What to work on:
Among the lines below, count those containing the word "screenshot". Give the number only.

--- start Information provided ---

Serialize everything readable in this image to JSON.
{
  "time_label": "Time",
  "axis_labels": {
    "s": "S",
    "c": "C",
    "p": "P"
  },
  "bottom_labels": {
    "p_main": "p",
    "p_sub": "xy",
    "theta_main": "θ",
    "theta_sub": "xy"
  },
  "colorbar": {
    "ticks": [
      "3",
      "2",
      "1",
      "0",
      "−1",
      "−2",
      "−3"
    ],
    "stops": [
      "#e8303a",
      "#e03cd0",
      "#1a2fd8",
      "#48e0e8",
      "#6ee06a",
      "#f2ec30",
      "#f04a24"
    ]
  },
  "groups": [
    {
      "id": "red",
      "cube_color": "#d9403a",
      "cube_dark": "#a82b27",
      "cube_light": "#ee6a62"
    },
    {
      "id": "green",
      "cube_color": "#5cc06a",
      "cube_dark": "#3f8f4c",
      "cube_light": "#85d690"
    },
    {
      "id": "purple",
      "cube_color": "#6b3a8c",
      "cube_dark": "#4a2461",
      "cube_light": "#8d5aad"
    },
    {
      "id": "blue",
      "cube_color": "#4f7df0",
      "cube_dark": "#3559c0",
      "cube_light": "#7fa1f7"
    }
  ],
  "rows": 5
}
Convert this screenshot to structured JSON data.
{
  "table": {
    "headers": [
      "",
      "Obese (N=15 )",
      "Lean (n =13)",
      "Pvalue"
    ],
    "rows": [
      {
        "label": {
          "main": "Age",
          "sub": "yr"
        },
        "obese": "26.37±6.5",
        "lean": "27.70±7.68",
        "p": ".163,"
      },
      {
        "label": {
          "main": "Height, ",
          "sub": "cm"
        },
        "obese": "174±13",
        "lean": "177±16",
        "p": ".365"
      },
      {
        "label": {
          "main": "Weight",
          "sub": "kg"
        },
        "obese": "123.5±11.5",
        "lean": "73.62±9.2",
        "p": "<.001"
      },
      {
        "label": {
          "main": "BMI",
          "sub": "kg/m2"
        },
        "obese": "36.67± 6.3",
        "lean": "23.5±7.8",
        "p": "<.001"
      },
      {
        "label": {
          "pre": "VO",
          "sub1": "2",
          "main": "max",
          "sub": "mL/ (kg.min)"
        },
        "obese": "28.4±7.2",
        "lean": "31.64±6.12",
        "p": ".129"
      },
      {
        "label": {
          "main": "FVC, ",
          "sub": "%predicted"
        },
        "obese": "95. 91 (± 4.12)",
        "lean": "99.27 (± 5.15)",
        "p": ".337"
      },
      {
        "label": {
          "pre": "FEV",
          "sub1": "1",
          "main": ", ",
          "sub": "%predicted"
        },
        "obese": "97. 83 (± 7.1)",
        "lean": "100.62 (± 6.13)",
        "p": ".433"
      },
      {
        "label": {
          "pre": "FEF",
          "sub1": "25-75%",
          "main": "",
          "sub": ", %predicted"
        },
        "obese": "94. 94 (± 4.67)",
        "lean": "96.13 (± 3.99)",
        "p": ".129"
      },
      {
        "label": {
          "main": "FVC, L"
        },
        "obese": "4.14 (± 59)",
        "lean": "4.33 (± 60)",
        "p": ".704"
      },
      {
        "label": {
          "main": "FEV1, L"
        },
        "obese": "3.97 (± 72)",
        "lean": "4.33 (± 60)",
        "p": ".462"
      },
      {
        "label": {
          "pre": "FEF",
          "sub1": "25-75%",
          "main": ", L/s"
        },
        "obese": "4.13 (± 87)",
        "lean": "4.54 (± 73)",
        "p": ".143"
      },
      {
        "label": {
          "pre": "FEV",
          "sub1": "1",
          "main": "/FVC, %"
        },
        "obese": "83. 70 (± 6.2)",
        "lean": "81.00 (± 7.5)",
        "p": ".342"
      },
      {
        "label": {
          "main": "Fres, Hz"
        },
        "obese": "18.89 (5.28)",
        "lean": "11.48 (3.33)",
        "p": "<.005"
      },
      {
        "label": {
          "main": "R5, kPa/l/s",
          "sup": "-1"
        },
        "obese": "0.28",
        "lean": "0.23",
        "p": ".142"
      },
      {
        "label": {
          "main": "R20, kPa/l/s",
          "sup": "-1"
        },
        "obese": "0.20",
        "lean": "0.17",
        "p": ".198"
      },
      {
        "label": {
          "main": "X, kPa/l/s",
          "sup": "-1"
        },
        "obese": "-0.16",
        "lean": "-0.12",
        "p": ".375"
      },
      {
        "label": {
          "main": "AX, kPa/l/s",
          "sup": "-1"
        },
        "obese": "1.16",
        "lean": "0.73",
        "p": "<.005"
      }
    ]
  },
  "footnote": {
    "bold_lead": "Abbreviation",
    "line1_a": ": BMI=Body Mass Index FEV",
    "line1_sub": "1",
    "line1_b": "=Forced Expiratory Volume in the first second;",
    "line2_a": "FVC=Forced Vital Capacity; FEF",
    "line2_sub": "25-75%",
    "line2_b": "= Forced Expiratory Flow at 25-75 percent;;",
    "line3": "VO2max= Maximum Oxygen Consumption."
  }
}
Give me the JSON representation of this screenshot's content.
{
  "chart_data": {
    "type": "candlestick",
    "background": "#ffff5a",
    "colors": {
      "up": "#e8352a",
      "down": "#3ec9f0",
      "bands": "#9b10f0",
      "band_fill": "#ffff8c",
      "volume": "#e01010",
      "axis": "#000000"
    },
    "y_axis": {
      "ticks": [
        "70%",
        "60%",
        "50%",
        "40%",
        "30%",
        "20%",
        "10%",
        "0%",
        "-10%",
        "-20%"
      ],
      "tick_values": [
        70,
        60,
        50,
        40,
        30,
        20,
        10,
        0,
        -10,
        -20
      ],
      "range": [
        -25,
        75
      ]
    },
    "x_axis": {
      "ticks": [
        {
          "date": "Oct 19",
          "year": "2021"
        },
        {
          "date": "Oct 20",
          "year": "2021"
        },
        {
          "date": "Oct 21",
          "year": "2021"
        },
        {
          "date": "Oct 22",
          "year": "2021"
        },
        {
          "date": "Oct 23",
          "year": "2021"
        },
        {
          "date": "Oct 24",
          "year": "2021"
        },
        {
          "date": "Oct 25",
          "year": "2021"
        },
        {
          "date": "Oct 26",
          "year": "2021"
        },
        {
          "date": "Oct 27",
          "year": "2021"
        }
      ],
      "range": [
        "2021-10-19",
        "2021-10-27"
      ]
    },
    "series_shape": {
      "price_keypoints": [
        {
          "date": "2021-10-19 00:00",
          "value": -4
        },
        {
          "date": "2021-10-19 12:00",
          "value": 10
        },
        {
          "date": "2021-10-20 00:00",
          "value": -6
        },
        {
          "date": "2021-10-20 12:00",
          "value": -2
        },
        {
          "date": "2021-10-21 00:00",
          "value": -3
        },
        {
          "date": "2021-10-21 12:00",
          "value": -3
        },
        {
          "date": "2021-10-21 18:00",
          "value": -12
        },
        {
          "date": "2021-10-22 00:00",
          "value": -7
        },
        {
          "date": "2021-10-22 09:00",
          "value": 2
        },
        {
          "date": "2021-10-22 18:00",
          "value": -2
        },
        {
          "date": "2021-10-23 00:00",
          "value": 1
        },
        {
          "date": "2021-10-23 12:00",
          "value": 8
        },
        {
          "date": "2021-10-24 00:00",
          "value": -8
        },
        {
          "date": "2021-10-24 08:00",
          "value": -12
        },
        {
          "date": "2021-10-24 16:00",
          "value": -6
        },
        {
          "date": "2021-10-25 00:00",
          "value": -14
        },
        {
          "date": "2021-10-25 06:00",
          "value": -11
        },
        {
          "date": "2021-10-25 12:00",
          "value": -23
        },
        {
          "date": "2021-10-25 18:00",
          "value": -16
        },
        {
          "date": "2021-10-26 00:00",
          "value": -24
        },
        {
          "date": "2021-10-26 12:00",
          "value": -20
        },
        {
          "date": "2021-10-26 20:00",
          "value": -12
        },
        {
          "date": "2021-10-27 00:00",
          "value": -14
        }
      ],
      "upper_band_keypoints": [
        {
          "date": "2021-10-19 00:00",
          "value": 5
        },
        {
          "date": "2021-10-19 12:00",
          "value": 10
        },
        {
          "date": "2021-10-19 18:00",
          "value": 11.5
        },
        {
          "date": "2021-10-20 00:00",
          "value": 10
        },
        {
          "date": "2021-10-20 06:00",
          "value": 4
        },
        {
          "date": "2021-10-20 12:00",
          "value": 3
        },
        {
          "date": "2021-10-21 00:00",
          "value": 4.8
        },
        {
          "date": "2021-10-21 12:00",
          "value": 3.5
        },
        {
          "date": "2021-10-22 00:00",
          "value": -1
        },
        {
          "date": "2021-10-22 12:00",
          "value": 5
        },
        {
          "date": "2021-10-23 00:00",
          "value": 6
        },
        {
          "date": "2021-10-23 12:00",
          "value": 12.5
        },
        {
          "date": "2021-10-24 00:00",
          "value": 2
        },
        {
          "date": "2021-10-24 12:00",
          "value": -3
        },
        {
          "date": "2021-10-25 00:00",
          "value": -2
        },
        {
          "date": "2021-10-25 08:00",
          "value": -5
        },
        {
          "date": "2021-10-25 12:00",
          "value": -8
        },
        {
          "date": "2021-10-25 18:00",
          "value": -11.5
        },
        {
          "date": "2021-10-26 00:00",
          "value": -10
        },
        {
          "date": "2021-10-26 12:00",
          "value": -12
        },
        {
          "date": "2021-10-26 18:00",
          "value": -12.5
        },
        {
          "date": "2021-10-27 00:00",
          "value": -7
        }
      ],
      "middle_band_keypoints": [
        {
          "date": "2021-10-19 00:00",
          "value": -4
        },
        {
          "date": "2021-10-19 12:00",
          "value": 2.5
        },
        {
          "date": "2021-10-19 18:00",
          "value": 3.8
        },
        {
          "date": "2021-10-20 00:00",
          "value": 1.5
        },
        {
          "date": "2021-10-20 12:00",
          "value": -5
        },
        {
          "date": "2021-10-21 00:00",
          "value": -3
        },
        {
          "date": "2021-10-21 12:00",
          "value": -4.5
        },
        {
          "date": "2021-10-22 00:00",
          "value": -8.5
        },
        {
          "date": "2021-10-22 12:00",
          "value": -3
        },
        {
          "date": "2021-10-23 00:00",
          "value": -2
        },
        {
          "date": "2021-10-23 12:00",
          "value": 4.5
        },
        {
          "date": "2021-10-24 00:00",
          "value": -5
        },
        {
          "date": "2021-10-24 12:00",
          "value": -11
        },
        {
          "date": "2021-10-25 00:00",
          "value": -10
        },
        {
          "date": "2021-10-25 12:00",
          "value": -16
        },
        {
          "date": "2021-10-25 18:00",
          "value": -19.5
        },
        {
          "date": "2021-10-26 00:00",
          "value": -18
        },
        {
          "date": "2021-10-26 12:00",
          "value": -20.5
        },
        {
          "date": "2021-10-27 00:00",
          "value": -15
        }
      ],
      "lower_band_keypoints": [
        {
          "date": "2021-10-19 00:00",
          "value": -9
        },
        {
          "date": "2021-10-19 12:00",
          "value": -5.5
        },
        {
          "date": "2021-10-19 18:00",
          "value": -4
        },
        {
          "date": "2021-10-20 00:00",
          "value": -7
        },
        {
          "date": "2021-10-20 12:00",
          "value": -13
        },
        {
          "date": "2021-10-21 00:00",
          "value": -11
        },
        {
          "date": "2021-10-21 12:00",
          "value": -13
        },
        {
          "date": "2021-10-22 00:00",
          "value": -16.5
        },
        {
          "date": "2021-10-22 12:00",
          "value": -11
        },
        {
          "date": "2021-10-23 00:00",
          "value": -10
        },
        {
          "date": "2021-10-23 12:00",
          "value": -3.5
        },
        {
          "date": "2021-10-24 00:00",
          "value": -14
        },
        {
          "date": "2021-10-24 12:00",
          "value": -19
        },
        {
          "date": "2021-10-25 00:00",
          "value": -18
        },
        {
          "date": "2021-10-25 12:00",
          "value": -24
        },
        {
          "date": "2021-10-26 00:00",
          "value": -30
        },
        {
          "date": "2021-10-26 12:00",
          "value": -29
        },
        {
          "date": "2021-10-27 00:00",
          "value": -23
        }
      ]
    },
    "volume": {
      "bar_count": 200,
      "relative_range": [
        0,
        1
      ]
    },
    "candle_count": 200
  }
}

--- end Information provided ---

Task response:
2